SOURCE:
------------------------------
Yes, the only real differences are the two points mentioned in my first
mail... I only wanted to help you fixing these.

> I have seen this works on some machines
> and not on others. I am trying to come up with another way of calculating
> lost ticks, which partially depends on some known PMTMR_TICKS_PER_JIFFY
> _and_ also reads the PIT to find out how late we are in processing the
> interrupt (refer delay_at_last_interrupt calculation in timer_tsc.c).

Well, that seems to be fine. If you want somebody to have a look over your
final patch, feel free to mail me...

> Note that if you are testing mainline kernel, probably it wont test
> the lost tick calculation code as much as dynamic tick does, since
> not many ticks may be lost in practice.

Yes, I am testing the mainline kernel, and I don't have any problems with time
drift...

> This could be one of the reasons
> why no one has probably complained about time drift bitterly in mainline!
> I would be much happy to accept a solution which works with dynamic tick.
> For this you will need to apply the set of patches I mailed out.

Well, I don't think I'll have enough spare time to test dynamic tick
extensively, but maybe I'll have a look at them this evening...

> P.S : I think PMTMR_TICKS_PER_JIFFY has to be calculated differently,
> since a tick is not exactly 1/HZ of a second (see definition
> of LATCH and pm_ticks_per_jiffy in my patch).

You are surely right, I used my simple macro because I am not _that_ familiar
with LATCH and CALIBRATE_LATCH and thus used the most intuitive way. So maybe
I should have defined PMTMR_TICKS_PER_JIFFY like you assigned
pm_ticks_per_jiffy (why did you use a static and constant variable and not a
macro?):

#define PMTMR_TICKS_PER_JIFFY (PMTMR_EXPECTED_RATE / (CALIBRATE_LATCH/LATCH))

Thomas

2005-09-01 11:35:13

by Srivatsa Vaddagiri

[permalink] [raw]
Subject: Re: [PATCH 1/3] Updated dynamic tick patches - Fix lost tick

On Thu, Sep 01, 2005 at 01:05:23PM +0200, Thomas Schlichter wrote:
> Yes, the only real differences are the two points mentioned in my first
> mail... I only wanted to help you fixing these.

Thanks for pointing them out. I have fixed it in the experimental version
that I have now.

> Well, that seems to be fine. If you want somebody to have a look over your
> final patch, feel free to mail me...

sure!

> I should have defined PMTMR_TICKS_PER_JIFFY like you assigned
> pm_ticks_per_jiffy (why did you use a static and constant variable and not a
> macro?):

I actually started with using the calibrated value of PMTMR_TICKS_PER_JIFFY
rather than compile time constant (as found in verify_pmtmr), but later dropped
the idea since I didnt get good results with it. After that didnt revert
back pm_ticks_per_jiffy to be a macro. But good point, will include
this in the next patch that I am trying out. Will post it if I happen
to have success :)



--


Thanks and Regards,
Srivatsa Vaddagiri,
Linux Technology Center,
IBM Software Labs,
Bangalore, INDIA - 560017
------------------------------
COMPLETE THE FOLLOWING:
(1) Reproduce the lost-tick thread from "Yes, I am testing" to "bitterly in mainline!".
(2) Answer these questions from the lost-tick thread:
(a) Which file holds the delay_at_last_interrupt calculation?
(b) What date and time are shown for the reply by Srivatsa Vaddagiri?
(c) In which city are the IBM Software Labs in the signature located?
The entries play no part in this work.

DATASET ROWS:
------------------------------
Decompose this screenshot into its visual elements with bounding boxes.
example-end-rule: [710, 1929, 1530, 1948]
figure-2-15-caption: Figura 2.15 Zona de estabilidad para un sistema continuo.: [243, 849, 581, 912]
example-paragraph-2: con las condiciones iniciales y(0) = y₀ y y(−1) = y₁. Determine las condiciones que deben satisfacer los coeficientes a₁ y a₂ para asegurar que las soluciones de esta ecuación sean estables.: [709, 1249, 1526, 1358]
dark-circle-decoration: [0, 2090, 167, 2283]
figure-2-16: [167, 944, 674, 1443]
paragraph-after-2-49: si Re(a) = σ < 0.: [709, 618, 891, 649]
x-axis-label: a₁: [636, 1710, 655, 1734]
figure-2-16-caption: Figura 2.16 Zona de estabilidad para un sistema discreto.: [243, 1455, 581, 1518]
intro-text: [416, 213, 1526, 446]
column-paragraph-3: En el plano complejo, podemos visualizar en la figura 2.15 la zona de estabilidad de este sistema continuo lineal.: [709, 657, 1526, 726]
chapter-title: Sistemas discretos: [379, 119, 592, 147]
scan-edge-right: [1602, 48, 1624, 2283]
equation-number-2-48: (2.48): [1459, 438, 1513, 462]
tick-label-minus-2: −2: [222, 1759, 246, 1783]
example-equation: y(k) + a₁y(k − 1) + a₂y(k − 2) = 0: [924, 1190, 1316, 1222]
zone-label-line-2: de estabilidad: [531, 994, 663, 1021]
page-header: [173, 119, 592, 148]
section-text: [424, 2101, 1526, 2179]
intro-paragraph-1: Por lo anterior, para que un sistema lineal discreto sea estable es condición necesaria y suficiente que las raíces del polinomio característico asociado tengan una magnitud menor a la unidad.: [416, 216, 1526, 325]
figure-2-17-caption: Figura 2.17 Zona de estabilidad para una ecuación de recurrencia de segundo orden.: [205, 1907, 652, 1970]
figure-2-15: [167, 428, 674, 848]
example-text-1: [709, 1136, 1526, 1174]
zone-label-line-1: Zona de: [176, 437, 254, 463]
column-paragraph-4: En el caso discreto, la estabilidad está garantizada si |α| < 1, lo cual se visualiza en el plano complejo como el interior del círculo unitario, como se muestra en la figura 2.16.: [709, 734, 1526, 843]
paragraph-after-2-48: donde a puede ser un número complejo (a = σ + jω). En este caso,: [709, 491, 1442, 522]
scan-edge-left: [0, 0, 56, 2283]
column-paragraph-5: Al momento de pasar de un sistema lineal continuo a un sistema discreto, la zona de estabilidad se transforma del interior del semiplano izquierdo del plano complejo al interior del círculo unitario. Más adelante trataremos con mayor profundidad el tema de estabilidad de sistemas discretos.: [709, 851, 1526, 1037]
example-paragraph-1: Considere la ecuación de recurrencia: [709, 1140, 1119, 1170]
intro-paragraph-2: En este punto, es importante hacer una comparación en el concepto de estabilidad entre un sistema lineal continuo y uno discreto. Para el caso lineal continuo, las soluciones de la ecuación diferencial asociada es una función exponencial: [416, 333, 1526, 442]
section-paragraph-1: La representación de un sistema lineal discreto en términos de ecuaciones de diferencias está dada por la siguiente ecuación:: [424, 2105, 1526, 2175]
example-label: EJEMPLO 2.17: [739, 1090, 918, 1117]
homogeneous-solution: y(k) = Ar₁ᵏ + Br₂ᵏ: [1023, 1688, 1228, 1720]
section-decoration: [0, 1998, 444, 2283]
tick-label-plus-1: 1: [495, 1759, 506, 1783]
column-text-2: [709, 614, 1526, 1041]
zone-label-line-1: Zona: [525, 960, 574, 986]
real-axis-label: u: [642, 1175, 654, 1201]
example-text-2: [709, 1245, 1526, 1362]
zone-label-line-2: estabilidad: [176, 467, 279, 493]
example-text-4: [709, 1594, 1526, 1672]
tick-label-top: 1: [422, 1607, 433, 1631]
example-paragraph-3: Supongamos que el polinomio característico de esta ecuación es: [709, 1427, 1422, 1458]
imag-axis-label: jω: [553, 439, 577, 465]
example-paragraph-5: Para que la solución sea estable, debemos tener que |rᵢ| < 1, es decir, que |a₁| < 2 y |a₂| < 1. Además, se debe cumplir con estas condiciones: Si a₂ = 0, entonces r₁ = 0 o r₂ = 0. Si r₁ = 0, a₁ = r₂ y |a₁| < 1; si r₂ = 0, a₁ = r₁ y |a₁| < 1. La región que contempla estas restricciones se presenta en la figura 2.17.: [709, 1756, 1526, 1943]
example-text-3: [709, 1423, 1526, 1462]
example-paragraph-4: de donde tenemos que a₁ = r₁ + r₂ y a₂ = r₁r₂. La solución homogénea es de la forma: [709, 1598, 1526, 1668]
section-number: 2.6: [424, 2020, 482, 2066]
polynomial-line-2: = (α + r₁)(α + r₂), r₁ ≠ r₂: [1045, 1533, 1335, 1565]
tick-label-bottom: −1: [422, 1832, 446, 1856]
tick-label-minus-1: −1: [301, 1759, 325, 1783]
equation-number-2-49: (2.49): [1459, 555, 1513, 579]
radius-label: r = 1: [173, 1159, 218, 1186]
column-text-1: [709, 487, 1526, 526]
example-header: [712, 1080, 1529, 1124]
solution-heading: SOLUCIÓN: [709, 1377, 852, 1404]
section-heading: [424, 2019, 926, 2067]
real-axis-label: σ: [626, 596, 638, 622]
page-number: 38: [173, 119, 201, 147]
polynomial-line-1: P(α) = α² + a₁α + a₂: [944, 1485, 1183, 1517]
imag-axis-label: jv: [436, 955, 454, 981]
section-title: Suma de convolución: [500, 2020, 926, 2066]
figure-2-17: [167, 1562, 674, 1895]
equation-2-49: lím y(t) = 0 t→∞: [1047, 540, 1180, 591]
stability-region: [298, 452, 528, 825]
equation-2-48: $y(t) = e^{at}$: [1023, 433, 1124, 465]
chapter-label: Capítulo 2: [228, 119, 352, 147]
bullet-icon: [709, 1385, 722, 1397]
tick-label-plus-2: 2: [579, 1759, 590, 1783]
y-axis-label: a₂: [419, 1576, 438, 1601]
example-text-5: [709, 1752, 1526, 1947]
------------------------------
OUTPUTS FOR THE TASKS:
(1)
Yes, I am testing the mainline kernel, and I don't have any problems with time
drift...

> This could be one of the reasons
> why no one has probably complained about time drift bitterly in mainline!

(2)
(a) timer_tsc.c
(b) 2005-09-01 11:35:13
(c) Bangalore